§ YOUR GOAL:
The line containing "Decode this image" marks the start; return it and every line after it in the listing below, exactly, through the last.

Collected data entries
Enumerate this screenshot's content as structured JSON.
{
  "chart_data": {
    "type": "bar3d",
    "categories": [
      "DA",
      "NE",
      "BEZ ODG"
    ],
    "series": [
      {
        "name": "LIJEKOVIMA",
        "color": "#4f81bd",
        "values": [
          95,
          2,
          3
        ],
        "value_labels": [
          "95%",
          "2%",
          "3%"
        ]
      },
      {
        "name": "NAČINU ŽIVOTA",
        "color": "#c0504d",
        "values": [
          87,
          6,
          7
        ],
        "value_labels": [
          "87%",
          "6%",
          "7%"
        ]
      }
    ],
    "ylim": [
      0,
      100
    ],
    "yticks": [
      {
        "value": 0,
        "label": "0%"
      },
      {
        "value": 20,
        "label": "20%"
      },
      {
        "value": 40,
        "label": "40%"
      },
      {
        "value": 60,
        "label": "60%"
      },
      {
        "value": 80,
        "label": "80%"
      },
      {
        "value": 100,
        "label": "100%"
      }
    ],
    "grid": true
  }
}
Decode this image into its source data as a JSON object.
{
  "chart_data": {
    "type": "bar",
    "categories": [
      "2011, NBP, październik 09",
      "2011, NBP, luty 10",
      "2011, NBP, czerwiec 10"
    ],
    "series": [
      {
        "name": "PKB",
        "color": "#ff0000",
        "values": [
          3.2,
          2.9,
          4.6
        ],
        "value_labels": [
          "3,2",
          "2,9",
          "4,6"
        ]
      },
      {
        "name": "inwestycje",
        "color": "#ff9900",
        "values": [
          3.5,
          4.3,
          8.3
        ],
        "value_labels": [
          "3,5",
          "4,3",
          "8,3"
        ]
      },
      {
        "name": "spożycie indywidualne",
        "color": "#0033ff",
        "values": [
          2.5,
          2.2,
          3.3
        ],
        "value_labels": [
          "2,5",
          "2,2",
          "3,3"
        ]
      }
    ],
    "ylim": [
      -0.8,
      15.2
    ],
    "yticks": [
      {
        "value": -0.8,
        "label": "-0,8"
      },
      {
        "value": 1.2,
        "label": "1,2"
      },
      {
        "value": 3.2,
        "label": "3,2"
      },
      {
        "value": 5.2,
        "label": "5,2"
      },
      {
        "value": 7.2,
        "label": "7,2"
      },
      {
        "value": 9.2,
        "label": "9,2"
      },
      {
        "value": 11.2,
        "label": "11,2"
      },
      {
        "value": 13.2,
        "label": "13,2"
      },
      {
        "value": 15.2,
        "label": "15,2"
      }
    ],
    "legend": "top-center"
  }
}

§ EXPECTED OUTPUT:
Decode this image into its source data as a JSON object.
{
  "chart_data": {
    "type": "bar",
    "categories": [
      "2011, NBP, październik 09",
      "2011, NBP, luty 10",
      "2011, NBP, czerwiec 10"
    ],
    "series": [
      {
        "name": "PKB",
        "color": "#ff0000",
        "values": [
          3.2,
          2.9,
          4.6
        ],
        "value_labels": [
          "3,2",
          "2,9",
          "4,6"
        ]
      },
      {
        "name": "inwestycje",
        "color": "#ff9900",
        "values": [
          3.5,
          4.3,
          8.3
        ],
        "value_labels": [
          "3,5",
          "4,3",
          "8,3"
        ]
      },
      {
        "name": "spożycie indywidualne",
        "color": "#0033ff",
        "values": [
          2.5,
          2.2,
          3.3
        ],
        "value_labels": [
          "2,5",
          "2,2",
          "3,3"
        ]
      }
    ],
    "ylim": [
      -0.8,
      15.2
    ],
    "yticks": [
      {
        "value": -0.8,
        "label": "-0,8"
      },
      {
        "value": 1.2,
        "label": "1,2"
      },
      {
        "value": 3.2,
        "label": "3,2"
      },
      {
        "value": 5.2,
        "label": "5,2"
      },
      {
        "value": 7.2,
        "label": "7,2"
      },
      {
        "value": 9.2,
        "label": "9,2"
      },
      {
        "value": 11.2,
        "label": "11,2"
      },
      {
        "value": 13.2,
        "label": "13,2"
      },
      {
        "value": 15.2,
        "label": "15,2"
      }
    ],
    "legend": "top-center"
  }
}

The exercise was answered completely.